◆ WHAT IS NEEDED: Return each line of the records with nothing changed, pictures excepted.

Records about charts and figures
--

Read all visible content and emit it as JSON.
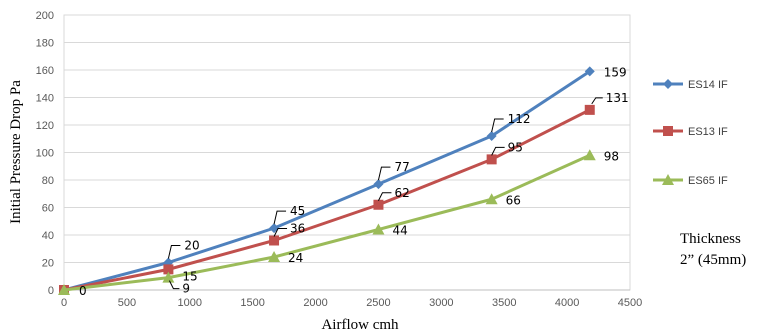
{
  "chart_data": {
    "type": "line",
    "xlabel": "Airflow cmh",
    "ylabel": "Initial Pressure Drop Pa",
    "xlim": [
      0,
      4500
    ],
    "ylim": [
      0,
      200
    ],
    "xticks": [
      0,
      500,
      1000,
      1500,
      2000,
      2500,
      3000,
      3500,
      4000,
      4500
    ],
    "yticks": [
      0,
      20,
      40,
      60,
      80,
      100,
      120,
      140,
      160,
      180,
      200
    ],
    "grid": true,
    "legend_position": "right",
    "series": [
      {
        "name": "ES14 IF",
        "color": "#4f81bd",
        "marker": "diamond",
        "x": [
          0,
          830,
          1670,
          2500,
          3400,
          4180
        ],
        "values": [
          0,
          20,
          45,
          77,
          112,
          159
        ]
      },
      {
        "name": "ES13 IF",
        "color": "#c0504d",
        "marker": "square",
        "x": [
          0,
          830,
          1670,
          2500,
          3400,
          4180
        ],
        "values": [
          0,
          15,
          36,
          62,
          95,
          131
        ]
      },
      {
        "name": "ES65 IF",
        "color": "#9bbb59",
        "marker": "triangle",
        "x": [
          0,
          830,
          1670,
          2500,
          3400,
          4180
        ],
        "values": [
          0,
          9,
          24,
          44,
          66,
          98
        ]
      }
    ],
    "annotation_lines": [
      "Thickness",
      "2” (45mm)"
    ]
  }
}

--

◆ FULL OUTPUT:
Read all visible content and emit it as JSON.
{
  "chart_data": {
    "type": "line",
    "xlabel": "Airflow cmh",
    "ylabel": "Initial Pressure Drop Pa",
    "xlim": [
      0,
      4500
    ],
    "ylim": [
      0,
      200
    ],
    "xticks": [
      0,
      500,
      1000,
      1500,
      2000,
      2500,
      3000,
      3500,
      4000,
      4500
    ],
    "yticks": [
      0,
      20,
      40,
      60,
      80,
      100,
      120,
      140,
      160,
      180,
      200
    ],
    "grid": true,
    "legend_position": "right",
    "series": [
      {
        "name": "ES14 IF",
        "color": "#4f81bd",
        "marker": "diamond",
        "x": [
          0,
          830,
          1670,
          2500,
          3400,
          4180
        ],
        "values": [
          0,
          20,
          45,
          77,
          112,
          159
        ]
      },
      {
        "name": "ES13 IF",
        "color": "#c0504d",
        "marker": "square",
        "x": [
          0,
          830,
          1670,
          2500,
          3400,
          4180
        ],
        "values": [
          0,
          15,
          36,
          62,
          95,
          131
        ]
      },
      {
        "name": "ES65 IF",
        "color": "#9bbb59",
        "marker": "triangle",
        "x": [
          0,
          830,
          1670,
          2500,
          3400,
          4180
        ],
        "values": [
          0,
          9,
          24,
          44,
          66,
          98
        ]
      }
    ],
    "annotation_lines": [
      "Thickness",
      "2” (45mm)"
    ]
  }
}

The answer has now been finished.